REQUIREMENT:
Retype each entry below exactly as it stands.

RECORDS FOR THE TASK:
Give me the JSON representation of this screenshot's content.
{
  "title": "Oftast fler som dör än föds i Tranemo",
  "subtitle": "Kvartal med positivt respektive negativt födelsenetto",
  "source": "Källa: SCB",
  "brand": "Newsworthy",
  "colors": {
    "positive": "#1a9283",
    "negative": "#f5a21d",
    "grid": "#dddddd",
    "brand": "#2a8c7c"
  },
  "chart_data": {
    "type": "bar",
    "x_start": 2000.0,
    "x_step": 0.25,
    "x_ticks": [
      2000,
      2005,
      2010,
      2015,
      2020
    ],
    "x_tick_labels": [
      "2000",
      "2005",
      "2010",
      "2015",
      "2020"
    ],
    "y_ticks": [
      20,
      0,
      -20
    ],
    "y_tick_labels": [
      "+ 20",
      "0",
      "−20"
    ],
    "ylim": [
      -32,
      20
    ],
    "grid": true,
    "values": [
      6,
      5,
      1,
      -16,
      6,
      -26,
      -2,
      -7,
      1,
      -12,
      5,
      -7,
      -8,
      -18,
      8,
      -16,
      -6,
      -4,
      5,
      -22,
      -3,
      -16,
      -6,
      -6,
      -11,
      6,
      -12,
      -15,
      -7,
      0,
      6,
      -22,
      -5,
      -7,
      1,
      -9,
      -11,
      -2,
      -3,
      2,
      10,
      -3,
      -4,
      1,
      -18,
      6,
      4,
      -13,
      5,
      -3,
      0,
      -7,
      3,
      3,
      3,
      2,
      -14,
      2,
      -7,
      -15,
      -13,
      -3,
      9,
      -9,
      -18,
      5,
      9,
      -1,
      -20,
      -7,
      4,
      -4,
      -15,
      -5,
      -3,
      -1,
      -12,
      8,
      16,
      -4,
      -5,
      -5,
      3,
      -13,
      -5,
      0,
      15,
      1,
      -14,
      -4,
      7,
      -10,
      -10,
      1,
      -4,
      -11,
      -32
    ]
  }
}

EXERCISE RESULT:
Give me the JSON representation of this screenshot's content.
{
  "title": "Oftast fler som dör än föds i Tranemo",
  "subtitle": "Kvartal med positivt respektive negativt födelsenetto",
  "source": "Källa: SCB",
  "brand": "Newsworthy",
  "colors": {
    "positive": "#1a9283",
    "negative": "#f5a21d",
    "grid": "#dddddd",
    "brand": "#2a8c7c"
  },
  "chart_data": {
    "type": "bar",
    "x_start": 2000.0,
    "x_step": 0.25,
    "x_ticks": [
      2000,
      2005,
      2010,
      2015,
      2020
    ],
    "x_tick_labels": [
      "2000",
      "2005",
      "2010",
      "2015",
      "2020"
    ],
    "y_ticks": [
      20,
      0,
      -20
    ],
    "y_tick_labels": [
      "+ 20",
      "0",
      "−20"
    ],
    "ylim": [
      -32,
      20
    ],
    "grid": true,
    "values": [
      6,
      5,
      1,
      -16,
      6,
      -26,
      -2,
      -7,
      1,
      -12,
      5,
      -7,
      -8,
      -18,
      8,
      -16,
      -6,
      -4,
      5,
      -22,
      -3,
      -16,
      -6,
      -6,
      -11,
      6,
      -12,
      -15,
      -7,
      0,
      6,
      -22,
      -5,
      -7,
      1,
      -9,
      -11,
      -2,
      -3,
      2,
      10,
      -3,
      -4,
      1,
      -18,
      6,
      4,
      -13,
      5,
      -3,
      0,
      -7,
      3,
      3,
      3,
      2,
      -14,
      2,
      -7,
      -15,
      -13,
      -3,
      9,
      -9,
      -18,
      5,
      9,
      -1,
      -20,
      -7,
      4,
      -4,
      -15,
      -5,
      -3,
      -1,
      -12,
      8,
      16,
      -4,
      -5,
      -5,
      3,
      -13,
      -5,
      0,
      15,
      1,
      -14,
      -4,
      7,
      -10,
      -10,
      1,
      -4,
      -11,
      -32
    ]
  }
}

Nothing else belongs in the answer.